(データセットの行)
******************************

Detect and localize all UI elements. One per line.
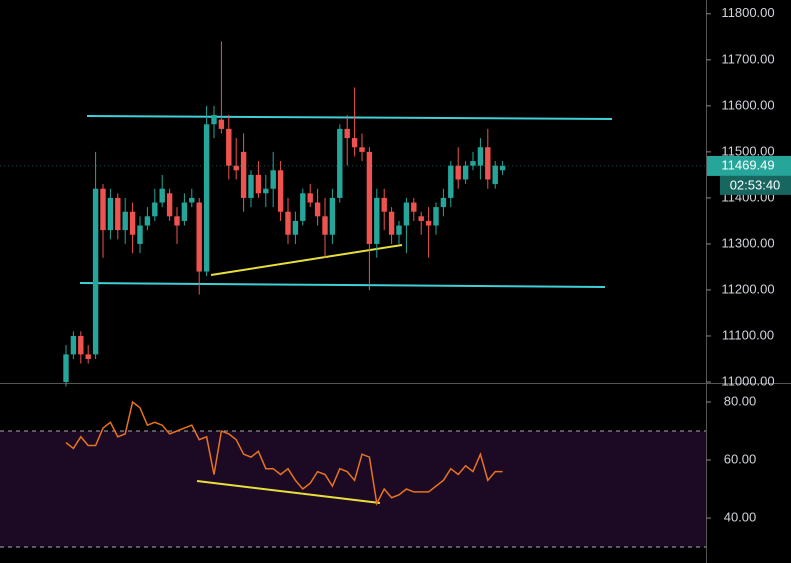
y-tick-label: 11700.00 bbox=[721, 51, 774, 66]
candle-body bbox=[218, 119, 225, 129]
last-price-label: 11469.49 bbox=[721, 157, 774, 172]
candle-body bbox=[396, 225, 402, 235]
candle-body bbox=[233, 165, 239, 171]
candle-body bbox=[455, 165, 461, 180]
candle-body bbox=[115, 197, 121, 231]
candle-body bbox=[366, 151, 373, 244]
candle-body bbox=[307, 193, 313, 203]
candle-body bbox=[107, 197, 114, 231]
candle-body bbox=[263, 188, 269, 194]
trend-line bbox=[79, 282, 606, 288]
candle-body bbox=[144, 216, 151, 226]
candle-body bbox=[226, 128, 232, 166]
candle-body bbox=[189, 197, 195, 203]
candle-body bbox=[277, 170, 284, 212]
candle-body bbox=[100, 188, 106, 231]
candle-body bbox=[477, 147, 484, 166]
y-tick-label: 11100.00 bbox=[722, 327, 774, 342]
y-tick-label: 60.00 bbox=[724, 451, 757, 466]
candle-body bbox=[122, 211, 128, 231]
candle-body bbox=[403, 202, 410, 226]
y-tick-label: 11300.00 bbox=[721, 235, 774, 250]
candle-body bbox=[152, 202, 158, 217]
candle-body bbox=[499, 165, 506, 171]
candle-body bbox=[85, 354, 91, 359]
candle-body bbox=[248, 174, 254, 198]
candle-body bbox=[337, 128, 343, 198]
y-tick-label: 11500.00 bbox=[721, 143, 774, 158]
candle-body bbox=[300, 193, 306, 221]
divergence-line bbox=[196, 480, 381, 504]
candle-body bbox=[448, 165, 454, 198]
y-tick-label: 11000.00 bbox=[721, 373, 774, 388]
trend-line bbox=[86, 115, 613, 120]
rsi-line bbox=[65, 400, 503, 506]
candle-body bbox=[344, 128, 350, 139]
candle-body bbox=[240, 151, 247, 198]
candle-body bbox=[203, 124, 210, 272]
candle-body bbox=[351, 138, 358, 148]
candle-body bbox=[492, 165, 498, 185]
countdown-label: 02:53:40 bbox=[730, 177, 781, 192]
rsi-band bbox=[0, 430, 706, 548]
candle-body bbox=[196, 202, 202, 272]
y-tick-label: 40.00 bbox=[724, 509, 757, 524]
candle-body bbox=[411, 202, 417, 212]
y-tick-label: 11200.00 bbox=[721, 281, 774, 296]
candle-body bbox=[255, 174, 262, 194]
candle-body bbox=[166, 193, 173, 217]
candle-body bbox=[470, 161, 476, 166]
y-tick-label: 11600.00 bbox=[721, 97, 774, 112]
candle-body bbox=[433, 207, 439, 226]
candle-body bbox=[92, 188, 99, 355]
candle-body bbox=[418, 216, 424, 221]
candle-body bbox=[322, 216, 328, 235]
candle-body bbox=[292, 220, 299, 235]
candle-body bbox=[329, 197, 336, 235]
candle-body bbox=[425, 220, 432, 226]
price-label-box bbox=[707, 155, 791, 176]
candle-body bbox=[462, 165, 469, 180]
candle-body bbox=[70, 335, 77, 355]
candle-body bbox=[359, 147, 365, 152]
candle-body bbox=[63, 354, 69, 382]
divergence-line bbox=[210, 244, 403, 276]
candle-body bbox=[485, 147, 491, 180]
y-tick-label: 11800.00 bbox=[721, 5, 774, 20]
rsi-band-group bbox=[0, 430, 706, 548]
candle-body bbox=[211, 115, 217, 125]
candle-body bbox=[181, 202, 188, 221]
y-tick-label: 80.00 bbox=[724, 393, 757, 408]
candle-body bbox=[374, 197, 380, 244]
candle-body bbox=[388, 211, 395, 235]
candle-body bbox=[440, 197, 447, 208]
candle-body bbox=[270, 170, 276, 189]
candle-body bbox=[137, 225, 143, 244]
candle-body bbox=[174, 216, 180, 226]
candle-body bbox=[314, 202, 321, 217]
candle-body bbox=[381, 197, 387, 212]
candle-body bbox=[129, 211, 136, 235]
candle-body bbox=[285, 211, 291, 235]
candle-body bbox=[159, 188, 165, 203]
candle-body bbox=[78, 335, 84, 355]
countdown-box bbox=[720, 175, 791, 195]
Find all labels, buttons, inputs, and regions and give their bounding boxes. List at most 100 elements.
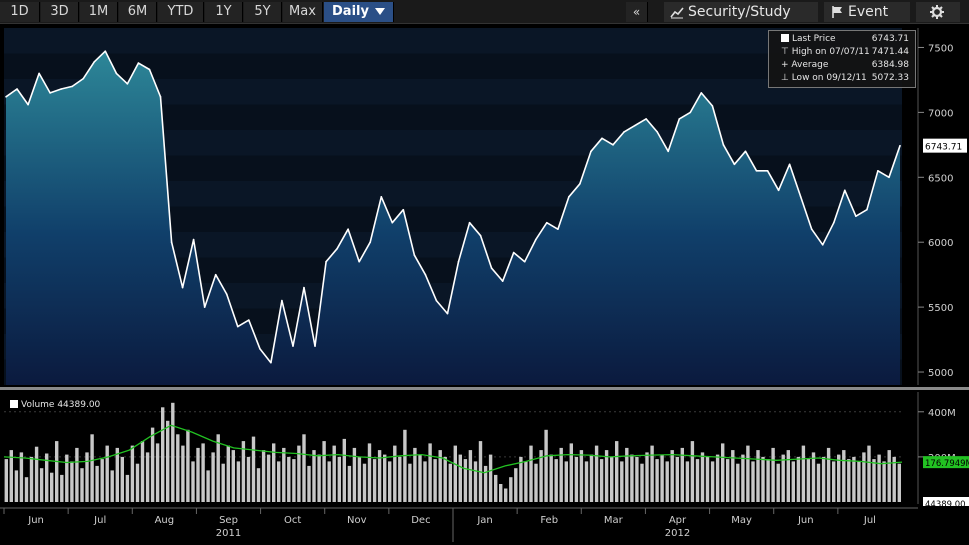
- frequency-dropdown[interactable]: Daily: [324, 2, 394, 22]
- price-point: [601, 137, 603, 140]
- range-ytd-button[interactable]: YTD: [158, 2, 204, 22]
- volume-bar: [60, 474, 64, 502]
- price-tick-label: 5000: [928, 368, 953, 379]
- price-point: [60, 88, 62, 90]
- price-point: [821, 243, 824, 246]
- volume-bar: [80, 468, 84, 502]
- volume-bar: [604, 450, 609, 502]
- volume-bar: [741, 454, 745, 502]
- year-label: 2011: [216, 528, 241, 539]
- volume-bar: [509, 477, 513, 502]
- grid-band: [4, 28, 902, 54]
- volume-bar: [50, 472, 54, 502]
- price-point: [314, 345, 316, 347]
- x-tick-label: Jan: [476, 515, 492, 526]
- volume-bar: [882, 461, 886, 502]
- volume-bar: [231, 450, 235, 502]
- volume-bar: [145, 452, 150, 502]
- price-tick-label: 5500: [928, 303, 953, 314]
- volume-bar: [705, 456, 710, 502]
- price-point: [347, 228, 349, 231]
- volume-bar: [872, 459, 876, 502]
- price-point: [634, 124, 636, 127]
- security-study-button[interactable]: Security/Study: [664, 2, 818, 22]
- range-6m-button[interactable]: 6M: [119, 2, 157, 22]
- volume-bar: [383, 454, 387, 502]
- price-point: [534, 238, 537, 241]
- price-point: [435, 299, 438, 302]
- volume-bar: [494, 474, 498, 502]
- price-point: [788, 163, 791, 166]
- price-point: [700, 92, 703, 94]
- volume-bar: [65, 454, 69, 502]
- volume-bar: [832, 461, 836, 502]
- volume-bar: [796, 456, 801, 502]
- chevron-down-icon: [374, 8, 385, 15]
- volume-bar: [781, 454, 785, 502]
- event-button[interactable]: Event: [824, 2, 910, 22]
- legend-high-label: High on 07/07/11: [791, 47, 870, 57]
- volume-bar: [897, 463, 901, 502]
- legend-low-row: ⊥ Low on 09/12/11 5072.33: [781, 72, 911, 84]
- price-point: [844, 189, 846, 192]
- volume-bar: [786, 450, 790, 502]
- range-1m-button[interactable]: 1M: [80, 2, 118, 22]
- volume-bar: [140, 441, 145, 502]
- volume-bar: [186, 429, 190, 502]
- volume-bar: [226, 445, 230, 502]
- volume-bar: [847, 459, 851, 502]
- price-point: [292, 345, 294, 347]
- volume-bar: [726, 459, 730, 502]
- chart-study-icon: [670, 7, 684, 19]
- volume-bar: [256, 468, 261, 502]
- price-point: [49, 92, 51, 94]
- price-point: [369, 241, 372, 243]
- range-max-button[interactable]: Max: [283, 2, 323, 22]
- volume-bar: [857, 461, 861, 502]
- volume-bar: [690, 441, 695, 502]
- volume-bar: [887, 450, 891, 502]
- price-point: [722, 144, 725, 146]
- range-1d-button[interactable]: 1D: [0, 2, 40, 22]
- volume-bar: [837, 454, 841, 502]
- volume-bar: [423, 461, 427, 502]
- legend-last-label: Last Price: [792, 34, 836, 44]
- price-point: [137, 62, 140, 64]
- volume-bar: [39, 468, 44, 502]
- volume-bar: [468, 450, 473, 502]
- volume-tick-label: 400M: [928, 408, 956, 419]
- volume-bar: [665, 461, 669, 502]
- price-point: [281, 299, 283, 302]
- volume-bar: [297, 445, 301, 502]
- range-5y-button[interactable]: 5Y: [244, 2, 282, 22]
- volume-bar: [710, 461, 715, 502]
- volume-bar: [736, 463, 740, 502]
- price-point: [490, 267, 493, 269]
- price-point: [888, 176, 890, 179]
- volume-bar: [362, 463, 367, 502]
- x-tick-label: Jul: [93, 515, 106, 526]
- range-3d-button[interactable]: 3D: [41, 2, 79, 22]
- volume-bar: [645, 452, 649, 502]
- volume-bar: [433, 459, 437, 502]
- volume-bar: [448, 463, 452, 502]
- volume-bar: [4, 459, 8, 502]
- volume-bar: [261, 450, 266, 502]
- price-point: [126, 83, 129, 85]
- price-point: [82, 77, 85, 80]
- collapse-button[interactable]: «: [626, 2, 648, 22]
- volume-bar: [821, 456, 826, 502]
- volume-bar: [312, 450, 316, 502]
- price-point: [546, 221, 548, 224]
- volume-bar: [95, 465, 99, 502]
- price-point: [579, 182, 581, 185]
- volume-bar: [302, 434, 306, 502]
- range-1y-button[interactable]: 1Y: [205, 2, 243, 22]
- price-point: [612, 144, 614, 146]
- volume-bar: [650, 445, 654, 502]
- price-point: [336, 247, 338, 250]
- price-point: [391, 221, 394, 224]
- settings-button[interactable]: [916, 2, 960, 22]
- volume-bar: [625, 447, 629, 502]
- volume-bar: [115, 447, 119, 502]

******************************

> [やること]: 「- frequency-dropdown[interactable]: Daily: [324, 2, 394, 22]」を含む行から「- legend-low-row: ⊥」を含む行までを、両端の行も含めて一字一句変えずに書き出しなさい。

> [演習結果]:
- frequency-dropdown[interactable]: Daily: [324, 2, 394, 22]
- price-point: [601, 137, 603, 140]
- range-ytd-button[interactable]: YTD: [158, 2, 204, 22]
- volume-bar: [60, 474, 64, 502]
- price-tick-label: 5000: [928, 368, 953, 379]
- price-point: [60, 88, 62, 90]
- price-point: [821, 243, 824, 246]
- volume-bar: [80, 468, 84, 502]
- volume-bar: [604, 450, 609, 502]
- volume-bar: [741, 454, 745, 502]
- year-label: 2011: [216, 528, 241, 539]
- volume-bar: [509, 477, 513, 502]
- grid-band: [4, 28, 902, 54]
- volume-bar: [50, 472, 54, 502]
- price-point: [314, 345, 316, 347]
- x-tick-label: Jan: [476, 515, 492, 526]
- volume-bar: [882, 461, 886, 502]
- volume-bar: [231, 450, 235, 502]
- volume-bar: [145, 452, 150, 502]
- price-tick-label: 5500: [928, 303, 953, 314]
- volume-bar: [705, 456, 710, 502]
- price-point: [347, 228, 349, 231]
- volume-bar: [872, 459, 876, 502]
- price-point: [634, 124, 636, 127]
- security-study-button[interactable]: Security/Study: [664, 2, 818, 22]
- range-6m-button[interactable]: 6M: [119, 2, 157, 22]
- volume-bar: [383, 454, 387, 502]
- price-point: [534, 238, 537, 241]
- price-point: [435, 299, 438, 302]
- volume-bar: [494, 474, 498, 502]
- price-point: [788, 163, 791, 166]
- price-point: [700, 92, 703, 94]
- volume-bar: [65, 454, 69, 502]
- volume-bar: [832, 461, 836, 502]
- volume-bar: [796, 456, 801, 502]
- chevron-down-icon: [374, 8, 385, 15]
- volume-bar: [781, 454, 785, 502]
- event-button[interactable]: Event: [824, 2, 910, 22]
- legend-high-label: High on 07/07/11: [791, 47, 870, 57]
- volume-bar: [897, 463, 901, 502]
- legend-low-row: ⊥ Low on 09/12/11 5072.33: [781, 72, 911, 84]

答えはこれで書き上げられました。